(Data extracted from a collection)
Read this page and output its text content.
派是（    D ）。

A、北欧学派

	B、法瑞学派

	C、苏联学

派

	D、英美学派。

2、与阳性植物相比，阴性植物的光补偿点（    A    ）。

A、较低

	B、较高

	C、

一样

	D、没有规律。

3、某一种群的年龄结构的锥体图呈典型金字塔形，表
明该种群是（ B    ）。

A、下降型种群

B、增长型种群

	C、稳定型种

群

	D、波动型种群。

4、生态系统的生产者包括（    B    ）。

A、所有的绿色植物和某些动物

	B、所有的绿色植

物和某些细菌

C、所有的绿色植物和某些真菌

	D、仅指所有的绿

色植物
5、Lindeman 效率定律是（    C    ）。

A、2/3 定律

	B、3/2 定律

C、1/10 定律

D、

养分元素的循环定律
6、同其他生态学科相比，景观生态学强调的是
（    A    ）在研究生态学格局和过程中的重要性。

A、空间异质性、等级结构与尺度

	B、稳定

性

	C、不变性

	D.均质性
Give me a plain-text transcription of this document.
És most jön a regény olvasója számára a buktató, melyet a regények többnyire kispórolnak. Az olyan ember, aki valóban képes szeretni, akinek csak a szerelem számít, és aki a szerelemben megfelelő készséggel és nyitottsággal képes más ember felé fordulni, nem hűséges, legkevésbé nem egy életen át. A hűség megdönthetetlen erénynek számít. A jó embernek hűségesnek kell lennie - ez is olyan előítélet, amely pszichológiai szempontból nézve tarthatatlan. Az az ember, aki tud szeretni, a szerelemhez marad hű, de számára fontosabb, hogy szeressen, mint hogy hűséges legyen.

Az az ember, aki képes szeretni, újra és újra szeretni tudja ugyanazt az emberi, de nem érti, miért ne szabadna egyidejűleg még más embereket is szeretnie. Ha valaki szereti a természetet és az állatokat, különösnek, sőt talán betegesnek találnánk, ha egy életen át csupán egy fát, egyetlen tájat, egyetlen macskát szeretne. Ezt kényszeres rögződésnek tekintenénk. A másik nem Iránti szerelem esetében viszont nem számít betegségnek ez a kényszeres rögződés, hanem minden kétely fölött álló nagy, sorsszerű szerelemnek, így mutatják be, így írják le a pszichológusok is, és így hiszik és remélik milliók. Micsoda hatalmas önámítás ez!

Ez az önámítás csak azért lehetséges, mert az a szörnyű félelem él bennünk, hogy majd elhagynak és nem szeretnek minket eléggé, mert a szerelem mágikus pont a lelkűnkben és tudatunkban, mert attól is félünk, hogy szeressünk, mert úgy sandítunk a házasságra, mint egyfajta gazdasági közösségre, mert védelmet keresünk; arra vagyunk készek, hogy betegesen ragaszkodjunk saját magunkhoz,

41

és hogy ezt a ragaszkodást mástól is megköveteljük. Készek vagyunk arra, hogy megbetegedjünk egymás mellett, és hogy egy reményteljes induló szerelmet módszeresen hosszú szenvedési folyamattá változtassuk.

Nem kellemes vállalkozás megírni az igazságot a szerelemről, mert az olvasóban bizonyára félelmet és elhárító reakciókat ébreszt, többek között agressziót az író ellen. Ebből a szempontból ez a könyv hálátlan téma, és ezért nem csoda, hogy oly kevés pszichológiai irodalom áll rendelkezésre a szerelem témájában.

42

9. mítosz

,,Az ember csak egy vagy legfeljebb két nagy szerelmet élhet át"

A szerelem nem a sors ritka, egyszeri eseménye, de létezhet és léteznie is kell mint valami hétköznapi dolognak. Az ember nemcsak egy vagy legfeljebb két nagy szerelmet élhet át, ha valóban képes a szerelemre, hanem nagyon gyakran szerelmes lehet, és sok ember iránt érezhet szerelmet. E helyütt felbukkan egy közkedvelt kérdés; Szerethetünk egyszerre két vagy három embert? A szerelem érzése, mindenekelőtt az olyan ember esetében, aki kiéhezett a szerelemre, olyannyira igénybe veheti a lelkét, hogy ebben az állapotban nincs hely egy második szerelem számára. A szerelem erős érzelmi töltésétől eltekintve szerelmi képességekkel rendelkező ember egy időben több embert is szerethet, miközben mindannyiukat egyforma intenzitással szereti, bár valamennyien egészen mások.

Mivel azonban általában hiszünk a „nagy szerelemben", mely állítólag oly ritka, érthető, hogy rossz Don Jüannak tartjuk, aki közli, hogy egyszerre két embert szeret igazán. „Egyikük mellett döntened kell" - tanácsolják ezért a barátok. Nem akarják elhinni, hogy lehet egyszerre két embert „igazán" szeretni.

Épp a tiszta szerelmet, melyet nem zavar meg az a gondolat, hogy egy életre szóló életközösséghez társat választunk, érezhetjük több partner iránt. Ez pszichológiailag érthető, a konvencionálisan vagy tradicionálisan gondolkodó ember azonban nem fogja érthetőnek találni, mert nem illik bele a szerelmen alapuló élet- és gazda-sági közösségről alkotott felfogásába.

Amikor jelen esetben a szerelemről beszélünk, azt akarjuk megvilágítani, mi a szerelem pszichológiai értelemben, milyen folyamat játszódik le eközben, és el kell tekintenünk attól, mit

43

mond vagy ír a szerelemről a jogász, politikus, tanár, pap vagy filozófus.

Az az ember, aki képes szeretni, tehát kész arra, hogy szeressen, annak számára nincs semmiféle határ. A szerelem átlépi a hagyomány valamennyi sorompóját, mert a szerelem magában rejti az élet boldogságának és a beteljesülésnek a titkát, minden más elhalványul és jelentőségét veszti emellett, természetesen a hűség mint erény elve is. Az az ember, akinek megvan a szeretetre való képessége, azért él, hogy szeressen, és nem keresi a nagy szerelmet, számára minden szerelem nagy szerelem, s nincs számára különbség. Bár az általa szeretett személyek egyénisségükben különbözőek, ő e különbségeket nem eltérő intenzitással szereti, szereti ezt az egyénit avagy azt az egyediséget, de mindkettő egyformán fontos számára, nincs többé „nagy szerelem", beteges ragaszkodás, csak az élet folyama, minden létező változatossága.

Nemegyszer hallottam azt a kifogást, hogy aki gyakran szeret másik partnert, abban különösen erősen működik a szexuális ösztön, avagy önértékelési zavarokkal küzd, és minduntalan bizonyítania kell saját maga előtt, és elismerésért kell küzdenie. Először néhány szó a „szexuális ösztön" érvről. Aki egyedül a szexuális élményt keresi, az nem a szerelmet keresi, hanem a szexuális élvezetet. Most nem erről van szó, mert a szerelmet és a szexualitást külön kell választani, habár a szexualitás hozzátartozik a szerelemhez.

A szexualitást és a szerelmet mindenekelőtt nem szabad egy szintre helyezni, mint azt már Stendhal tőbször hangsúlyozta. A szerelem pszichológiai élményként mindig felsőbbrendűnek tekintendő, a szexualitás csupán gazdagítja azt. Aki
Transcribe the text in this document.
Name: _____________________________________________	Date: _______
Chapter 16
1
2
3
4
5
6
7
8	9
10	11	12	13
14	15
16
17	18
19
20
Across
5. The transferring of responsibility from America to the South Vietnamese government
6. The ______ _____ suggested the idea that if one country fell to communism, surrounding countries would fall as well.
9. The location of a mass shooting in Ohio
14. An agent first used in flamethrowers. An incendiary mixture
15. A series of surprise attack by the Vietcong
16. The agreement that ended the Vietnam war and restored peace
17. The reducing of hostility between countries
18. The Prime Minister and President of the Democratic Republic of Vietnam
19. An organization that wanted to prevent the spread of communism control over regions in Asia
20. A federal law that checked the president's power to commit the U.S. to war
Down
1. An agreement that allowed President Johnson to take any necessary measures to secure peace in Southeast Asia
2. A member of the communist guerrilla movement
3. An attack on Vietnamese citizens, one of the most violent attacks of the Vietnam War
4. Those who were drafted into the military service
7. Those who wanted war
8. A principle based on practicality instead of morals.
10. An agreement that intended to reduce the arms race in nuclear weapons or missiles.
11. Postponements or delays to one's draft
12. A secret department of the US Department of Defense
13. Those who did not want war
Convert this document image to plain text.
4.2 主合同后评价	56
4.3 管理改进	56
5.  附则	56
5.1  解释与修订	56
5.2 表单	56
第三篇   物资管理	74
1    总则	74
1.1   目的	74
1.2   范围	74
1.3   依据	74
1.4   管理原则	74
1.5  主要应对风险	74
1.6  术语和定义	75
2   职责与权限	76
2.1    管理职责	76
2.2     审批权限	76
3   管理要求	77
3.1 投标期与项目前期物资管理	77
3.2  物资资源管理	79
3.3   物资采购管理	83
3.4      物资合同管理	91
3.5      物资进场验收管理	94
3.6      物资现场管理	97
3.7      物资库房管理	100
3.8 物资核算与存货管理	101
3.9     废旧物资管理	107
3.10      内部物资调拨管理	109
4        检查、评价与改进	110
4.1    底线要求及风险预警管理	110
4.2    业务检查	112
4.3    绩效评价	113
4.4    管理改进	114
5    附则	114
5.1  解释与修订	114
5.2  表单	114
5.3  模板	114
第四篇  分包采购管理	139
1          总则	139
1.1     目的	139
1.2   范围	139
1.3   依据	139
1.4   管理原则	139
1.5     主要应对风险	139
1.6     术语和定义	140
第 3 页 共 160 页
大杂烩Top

### WHAT TO WORK ON
Report how many lines in the data contain the word "Asia", with no words besides the number.

### COMPLETE OUTPUT
2